Omit all images. Transcribe the rest of the material below exactly.

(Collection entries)
----------------------------------------

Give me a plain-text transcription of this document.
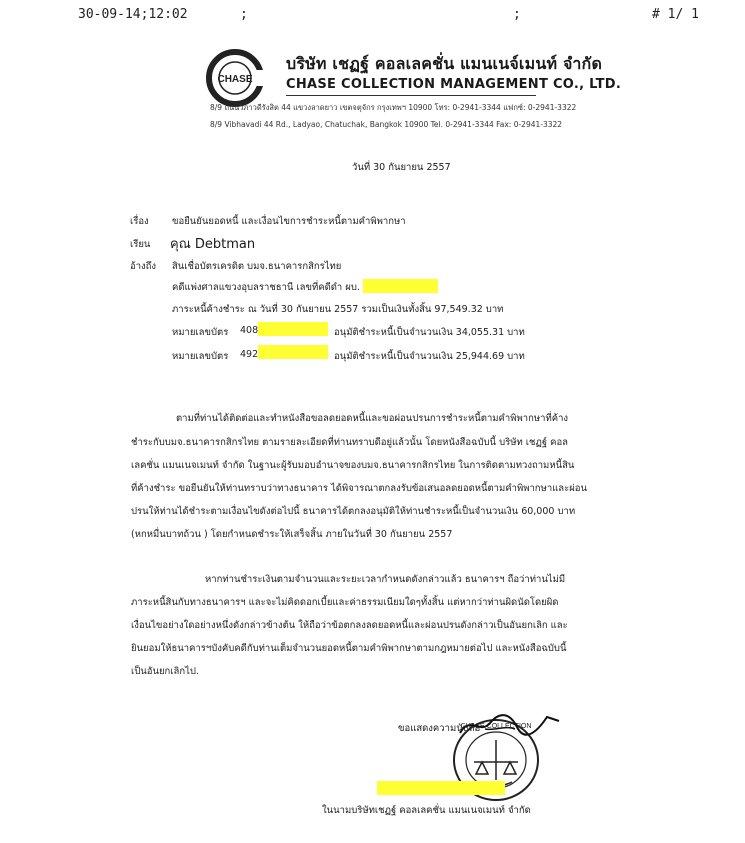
30-09-14;12:02	;	;	# 1/ 1
CHASE
บริษัท เชฏฐ์ คอลเลคชั่น แมนเนจ์เมนท์ จำกัด
CHASE COLLECTION MANAGEMENT CO., LTD.
8/9 ถนนวิภาวดีรังสิต 44 แขวงลาดยาว เขตจตุจักร กรุงเทพฯ 10900 โทร: 0-2941-3344 แฟกซ์: 0-2941-3322
8/9 Vibhavadi 44 Rd., Ladyao, Chatuchak, Bangkok 10900 Tel. 0-2941-3344 Fax: 0-2941-3322
วันที่ 30 กันยายน 2557
เรื่อง ขอยืนยันยอดหนี้ และเงื่อนไขการชำระหนี้ตามคำพิพากษา
เรียน คุณ Debtman
อ้างถึง สินเชื่อบัตรเครดิต บมจ.ธนาคารกสิกรไทย
คดีแพ่งศาลแขวงอุบลราชธานี เลขที่คดีดำ ผบ.
ภาระหนี้ค้างชำระ ณ วันที่ 30 กันยายน 2557 รวมเป็นเงินทั้งสิ้น 97,549.32 บาท
หมายเลขบัตร 408	อนุมัติชำระหนี้เป็นจำนวนเงิน 34,055.31 บาท
หมายเลขบัตร 492	อนุมัติชำระหนี้เป็นจำนวนเงิน 25,944.69 บาท
ตามที่ท่านได้ติดต่อและทำหนังสือขอลดยอดหนี้และขอผ่อนปรนการชำระหนี้ตามคำพิพากษาที่ค้าง
ชำระกับบมจ.ธนาคารกสิกรไทย ตามรายละเอียดที่ท่านทราบดีอยู่แล้วนั้น โดยหนังสือฉบับนี้ บริษัท เชฏฐ์ คอล
เลคชั่น แมนเนจเมนท์ จำกัด ในฐานะผู้รับมอบอำนาจของบมจ.ธนาคารกสิกรไทย ในการติดตามทวงถามหนี้สิน
ที่ค้างชำระ ขอยืนยันให้ท่านทราบว่าทางธนาคาร ได้พิจารณาตกลงรับข้อเสนอลดยอดหนี้ตามคำพิพากษาและผ่อน
ปรนให้ท่านได้ชำระตามเงื่อนไขดังต่อไปนี้ ธนาคารได้ตกลงอนุมัติให้ท่านชำระหนี้เป็นจำนวนเงิน 60,000 บาท
(หกหมื่นบาทถ้วน ) โดยกำหนดชำระให้เสร็จสิ้น ภายในวันที่ 30 กันยายน 2557
หากท่านชำระเงินตามจำนวนและระยะเวลากำหนดดังกล่าวแล้ว ธนาคารฯ ถือว่าท่านไม่มี
ภาระหนี้สินกับทางธนาคารฯ และจะไม่คิดดอกเบี้ยและค่าธรรมเนียมใดๆทั้งสิ้น แต่หากว่าท่านผิดนัดโดยผิด
เงื่อนไขอย่างใดอย่างหนึ่งดังกล่าวข้างต้น ให้ถือว่าข้อตกลงลดยอดหนี้และผ่อนปรนดังกล่าวเป็นอันยกเลิก และ
ยินยอมให้ธนาคารฯบังคับคดีกับท่านเต็มจำนวนยอดหนี้ตามคำพิพากษาตามกฎหมายต่อไป และหนังสือฉบับนี้
เป็นอันยกเลิกไป.
ขอแสดงความนับถือ
CHASE COLLECTION
ในนามบริษัทเชฏฐ์ คอลเลคชั่น แมนเนจเมนท์ จำกัด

----------------------------------------

### Finished exercise
Give me a plain-text transcription of this document.
30-09-14;12:02	;	;	# 1/ 1
CHASE
บริษัท เชฏฐ์ คอลเลคชั่น แมนเนจ์เมนท์ จำกัด
CHASE COLLECTION MANAGEMENT CO., LTD.
8/9 ถนนวิภาวดีรังสิต 44 แขวงลาดยาว เขตจตุจักร กรุงเทพฯ 10900 โทร: 0-2941-3344 แฟกซ์: 0-2941-3322
8/9 Vibhavadi 44 Rd., Ladyao, Chatuchak, Bangkok 10900 Tel. 0-2941-3344 Fax: 0-2941-3322
วันที่ 30 กันยายน 2557
เรื่อง ขอยืนยันยอดหนี้ และเงื่อนไขการชำระหนี้ตามคำพิพากษา
เรียน คุณ Debtman
อ้างถึง สินเชื่อบัตรเครดิต บมจ.ธนาคารกสิกรไทย
คดีแพ่งศาลแขวงอุบลราชธานี เลขที่คดีดำ ผบ.
ภาระหนี้ค้างชำระ ณ วันที่ 30 กันยายน 2557 รวมเป็นเงินทั้งสิ้น 97,549.32 บาท
หมายเลขบัตร 408	อนุมัติชำระหนี้เป็นจำนวนเงิน 34,055.31 บาท
หมายเลขบัตร 492	อนุมัติชำระหนี้เป็นจำนวนเงิน 25,944.69 บาท
ตามที่ท่านได้ติดต่อและทำหนังสือขอลดยอดหนี้และขอผ่อนปรนการชำระหนี้ตามคำพิพากษาที่ค้าง
ชำระกับบมจ.ธนาคารกสิกรไทย ตามรายละเอียดที่ท่านทราบดีอยู่แล้วนั้น โดยหนังสือฉบับนี้ บริษัท เชฏฐ์ คอล
เลคชั่น แมนเนจเมนท์ จำกัด ในฐานะผู้รับมอบอำนาจของบมจ.ธนาคารกสิกรไทย ในการติดตามทวงถามหนี้สิน
ที่ค้างชำระ ขอยืนยันให้ท่านทราบว่าทางธนาคาร ได้พิจารณาตกลงรับข้อเสนอลดยอดหนี้ตามคำพิพากษาและผ่อน
ปรนให้ท่านได้ชำระตามเงื่อนไขดังต่อไปนี้ ธนาคารได้ตกลงอนุมัติให้ท่านชำระหนี้เป็นจำนวนเงิน 60,000 บาท
(หกหมื่นบาทถ้วน ) โดยกำหนดชำระให้เสร็จสิ้น ภายในวันที่ 30 กันยายน 2557
หากท่านชำระเงินตามจำนวนและระยะเวลากำหนดดังกล่าวแล้ว ธนาคารฯ ถือว่าท่านไม่มี
ภาระหนี้สินกับทางธนาคารฯ และจะไม่คิดดอกเบี้ยและค่าธรรมเนียมใดๆทั้งสิ้น แต่หากว่าท่านผิดนัดโดยผิด
เงื่อนไขอย่างใดอย่างหนึ่งดังกล่าวข้างต้น ให้ถือว่าข้อตกลงลดยอดหนี้และผ่อนปรนดังกล่าวเป็นอันยกเลิก และ
ยินยอมให้ธนาคารฯบังคับคดีกับท่านเต็มจำนวนยอดหนี้ตามคำพิพากษาตามกฎหมายต่อไป และหนังสือฉบับนี้
เป็นอันยกเลิกไป.
ขอแสดงความนับถือ
CHASE COLLECTION
ในนามบริษัทเชฏฐ์ คอลเลคชั่น แมนเนจเมนท์ จำกัด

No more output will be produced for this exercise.